WRITTEN REQUEST: Each line below must be set down exactly; omit any image you find.

Dataset items:
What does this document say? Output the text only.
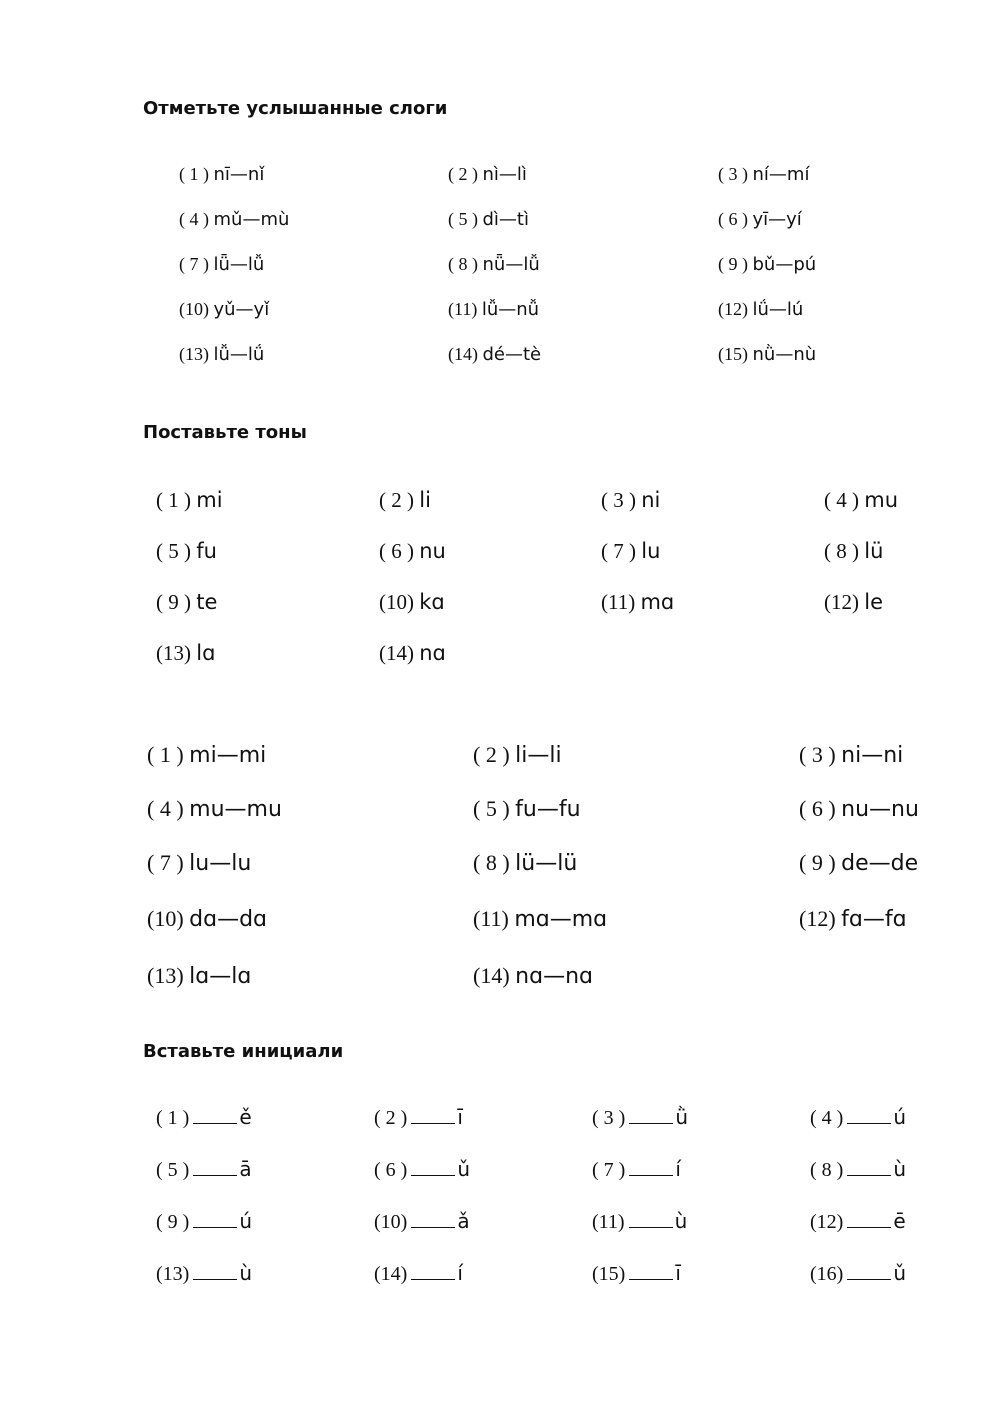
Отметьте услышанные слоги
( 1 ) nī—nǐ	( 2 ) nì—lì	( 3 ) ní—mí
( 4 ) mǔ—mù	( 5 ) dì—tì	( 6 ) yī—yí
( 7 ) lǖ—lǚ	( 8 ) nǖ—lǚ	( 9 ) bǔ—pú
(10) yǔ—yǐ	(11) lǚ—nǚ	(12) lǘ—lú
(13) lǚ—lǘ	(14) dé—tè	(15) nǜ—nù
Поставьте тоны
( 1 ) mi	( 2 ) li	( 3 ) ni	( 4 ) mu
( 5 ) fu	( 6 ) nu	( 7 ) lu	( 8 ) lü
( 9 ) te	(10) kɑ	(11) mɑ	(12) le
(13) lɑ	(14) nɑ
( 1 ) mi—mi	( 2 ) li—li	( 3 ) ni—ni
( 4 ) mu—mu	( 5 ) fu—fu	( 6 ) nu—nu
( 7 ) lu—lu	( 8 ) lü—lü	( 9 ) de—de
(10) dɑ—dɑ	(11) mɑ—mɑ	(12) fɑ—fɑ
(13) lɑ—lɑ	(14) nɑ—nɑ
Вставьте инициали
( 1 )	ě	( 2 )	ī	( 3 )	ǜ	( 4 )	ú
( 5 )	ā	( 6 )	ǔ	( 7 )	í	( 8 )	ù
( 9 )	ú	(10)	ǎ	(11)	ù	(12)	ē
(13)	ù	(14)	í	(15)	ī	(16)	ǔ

RESPONSE BELOW:
What does this document say? Output the text only.
Отметьте услышанные слоги
( 1 ) nī—nǐ	( 2 ) nì—lì	( 3 ) ní—mí
( 4 ) mǔ—mù	( 5 ) dì—tì	( 6 ) yī—yí
( 7 ) lǖ—lǚ	( 8 ) nǖ—lǚ	( 9 ) bǔ—pú
(10) yǔ—yǐ	(11) lǚ—nǚ	(12) lǘ—lú
(13) lǚ—lǘ	(14) dé—tè	(15) nǜ—nù
Поставьте тоны
( 1 ) mi	( 2 ) li	( 3 ) ni	( 4 ) mu
( 5 ) fu	( 6 ) nu	( 7 ) lu	( 8 ) lü
( 9 ) te	(10) kɑ	(11) mɑ	(12) le
(13) lɑ	(14) nɑ
( 1 ) mi—mi	( 2 ) li—li	( 3 ) ni—ni
( 4 ) mu—mu	( 5 ) fu—fu	( 6 ) nu—nu
( 7 ) lu—lu	( 8 ) lü—lü	( 9 ) de—de
(10) dɑ—dɑ	(11) mɑ—mɑ	(12) fɑ—fɑ
(13) lɑ—lɑ	(14) nɑ—nɑ
Вставьте инициали
( 1 )	ě	( 2 )	ī	( 3 )	ǜ	( 4 )	ú
( 5 )	ā	( 6 )	ǔ	( 7 )	í	( 8 )	ù
( 9 )	ú	(10)	ǎ	(11)	ù	(12)	ē
(13)	ù	(14)	í	(15)	ī	(16)	ǔ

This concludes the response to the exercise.